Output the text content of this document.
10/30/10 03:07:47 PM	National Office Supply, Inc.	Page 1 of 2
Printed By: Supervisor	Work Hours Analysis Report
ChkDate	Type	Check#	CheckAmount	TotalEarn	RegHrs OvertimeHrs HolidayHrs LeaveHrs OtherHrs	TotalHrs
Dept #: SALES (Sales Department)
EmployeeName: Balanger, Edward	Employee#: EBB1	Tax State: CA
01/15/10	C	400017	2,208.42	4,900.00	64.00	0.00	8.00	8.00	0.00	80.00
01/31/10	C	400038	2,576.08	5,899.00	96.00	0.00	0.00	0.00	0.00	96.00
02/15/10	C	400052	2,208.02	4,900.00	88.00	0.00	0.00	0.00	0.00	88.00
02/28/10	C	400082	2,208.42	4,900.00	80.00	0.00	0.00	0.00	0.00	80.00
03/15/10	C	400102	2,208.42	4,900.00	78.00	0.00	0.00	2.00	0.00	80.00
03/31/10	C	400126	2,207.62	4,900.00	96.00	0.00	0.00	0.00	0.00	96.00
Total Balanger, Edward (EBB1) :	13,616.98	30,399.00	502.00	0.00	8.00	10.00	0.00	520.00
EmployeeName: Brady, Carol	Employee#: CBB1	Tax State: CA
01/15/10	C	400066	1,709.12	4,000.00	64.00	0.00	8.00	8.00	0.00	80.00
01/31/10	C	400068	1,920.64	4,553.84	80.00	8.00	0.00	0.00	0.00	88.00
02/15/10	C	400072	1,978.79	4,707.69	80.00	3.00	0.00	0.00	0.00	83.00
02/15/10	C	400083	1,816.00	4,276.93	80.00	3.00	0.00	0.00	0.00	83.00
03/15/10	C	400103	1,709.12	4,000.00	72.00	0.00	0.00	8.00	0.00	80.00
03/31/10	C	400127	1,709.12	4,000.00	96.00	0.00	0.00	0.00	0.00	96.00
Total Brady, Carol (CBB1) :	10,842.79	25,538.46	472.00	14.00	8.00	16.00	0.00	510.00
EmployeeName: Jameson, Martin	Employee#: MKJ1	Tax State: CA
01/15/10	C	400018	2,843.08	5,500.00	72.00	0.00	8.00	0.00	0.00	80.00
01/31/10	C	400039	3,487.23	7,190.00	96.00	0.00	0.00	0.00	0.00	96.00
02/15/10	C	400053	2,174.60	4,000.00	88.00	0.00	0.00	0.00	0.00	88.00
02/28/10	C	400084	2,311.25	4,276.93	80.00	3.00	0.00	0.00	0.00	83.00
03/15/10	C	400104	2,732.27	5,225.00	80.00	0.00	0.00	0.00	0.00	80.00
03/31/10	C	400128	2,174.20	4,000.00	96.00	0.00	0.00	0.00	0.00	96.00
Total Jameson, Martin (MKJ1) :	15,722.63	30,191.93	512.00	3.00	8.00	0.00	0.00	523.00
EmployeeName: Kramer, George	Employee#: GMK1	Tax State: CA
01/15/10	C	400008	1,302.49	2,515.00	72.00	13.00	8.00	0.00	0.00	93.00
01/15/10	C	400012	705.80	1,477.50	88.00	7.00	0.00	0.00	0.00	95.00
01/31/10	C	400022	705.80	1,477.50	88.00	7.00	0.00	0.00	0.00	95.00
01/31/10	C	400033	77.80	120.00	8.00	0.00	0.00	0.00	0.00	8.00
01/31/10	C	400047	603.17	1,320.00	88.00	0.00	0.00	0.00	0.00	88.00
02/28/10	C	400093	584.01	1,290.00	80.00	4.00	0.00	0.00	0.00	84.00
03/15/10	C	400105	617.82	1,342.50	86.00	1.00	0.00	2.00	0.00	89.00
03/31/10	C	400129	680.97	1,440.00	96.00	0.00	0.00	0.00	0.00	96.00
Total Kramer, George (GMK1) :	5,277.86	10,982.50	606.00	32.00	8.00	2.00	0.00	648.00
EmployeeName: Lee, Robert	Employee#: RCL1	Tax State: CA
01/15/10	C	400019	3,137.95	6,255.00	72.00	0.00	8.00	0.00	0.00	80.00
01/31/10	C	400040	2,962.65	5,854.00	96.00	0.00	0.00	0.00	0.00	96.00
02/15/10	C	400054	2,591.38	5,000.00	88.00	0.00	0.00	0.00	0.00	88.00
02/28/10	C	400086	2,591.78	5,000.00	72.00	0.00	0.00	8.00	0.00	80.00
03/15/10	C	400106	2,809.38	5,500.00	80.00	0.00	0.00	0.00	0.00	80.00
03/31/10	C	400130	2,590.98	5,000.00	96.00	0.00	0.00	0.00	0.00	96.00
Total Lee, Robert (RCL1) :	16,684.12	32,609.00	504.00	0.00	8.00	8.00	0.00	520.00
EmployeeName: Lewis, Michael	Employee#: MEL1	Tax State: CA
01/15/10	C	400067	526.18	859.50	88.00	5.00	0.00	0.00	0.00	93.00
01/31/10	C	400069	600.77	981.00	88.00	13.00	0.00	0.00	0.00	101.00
***
**Directive:**
Using the listing above, list every line in which the string "Balanger" occurs.

**Solved exercise:**
EmployeeName: Balanger, Edward	Employee#: EBB1	Tax State: CA
Total Balanger, Edward (EBB1) :	13,616.98	30,399.00	502.00	0.00	8.00	10.00	0.00	520.00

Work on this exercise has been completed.